■ What is expected
Retype the following data exactly, but leave its pictures out.

■ The data

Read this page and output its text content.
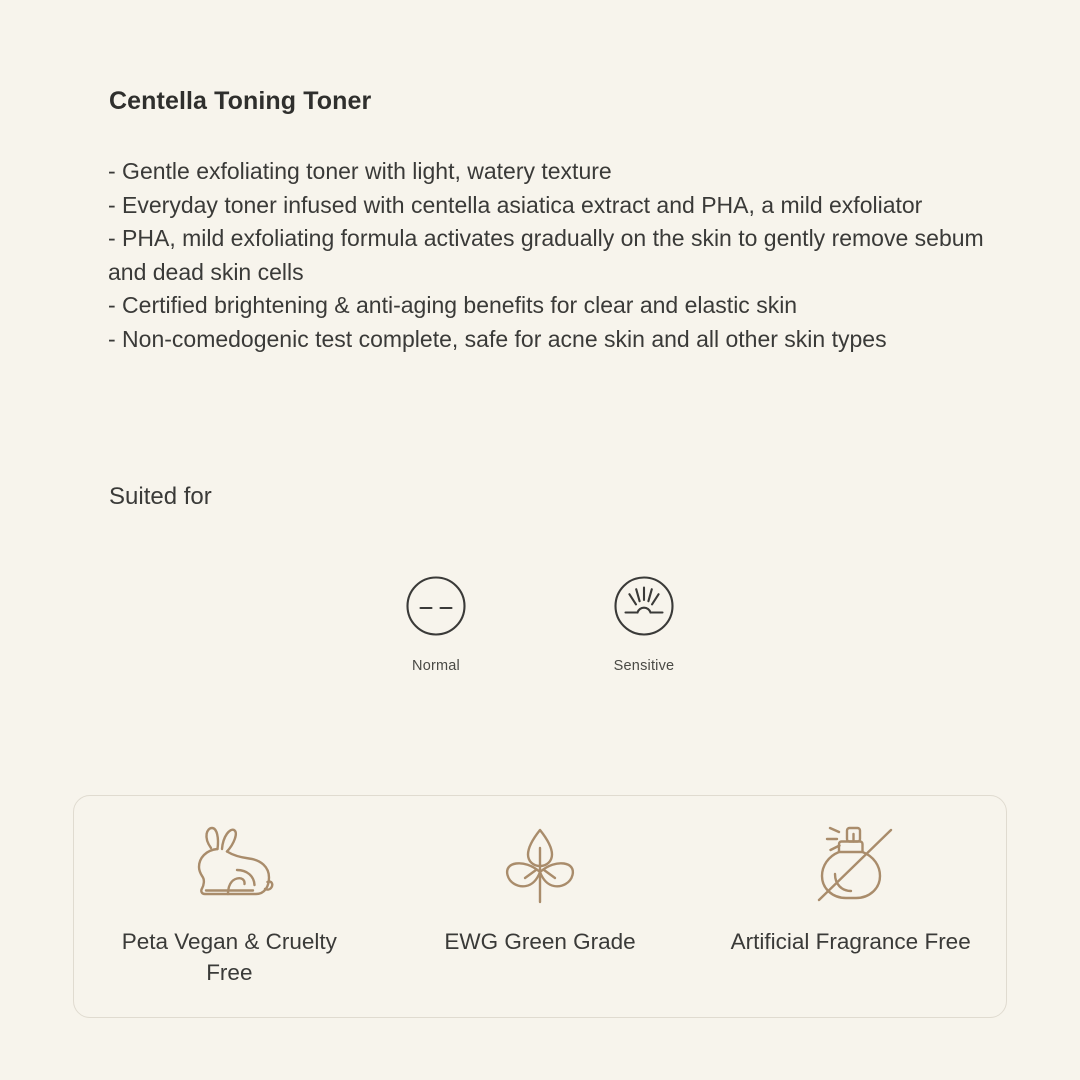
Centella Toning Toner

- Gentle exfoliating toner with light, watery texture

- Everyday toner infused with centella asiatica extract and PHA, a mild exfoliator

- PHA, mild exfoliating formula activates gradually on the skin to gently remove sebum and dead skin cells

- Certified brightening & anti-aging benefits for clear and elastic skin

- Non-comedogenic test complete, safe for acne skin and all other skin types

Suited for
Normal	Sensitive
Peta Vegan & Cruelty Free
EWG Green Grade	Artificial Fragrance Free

■ Solution to this problem
Read this page and output its text content.
Centella Toning Toner

- Gentle exfoliating toner with light, watery texture

- Everyday toner infused with centella asiatica extract and PHA, a mild exfoliator

- PHA, mild exfoliating formula activates gradually on the skin to gently remove sebum and dead skin cells

- Certified brightening & anti-aging benefits for clear and elastic skin

- Non-comedogenic test complete, safe for acne skin and all other skin types

Suited for
Normal	Sensitive
Peta Vegan & Cruelty Free
EWG Green Grade	Artificial Fragrance Free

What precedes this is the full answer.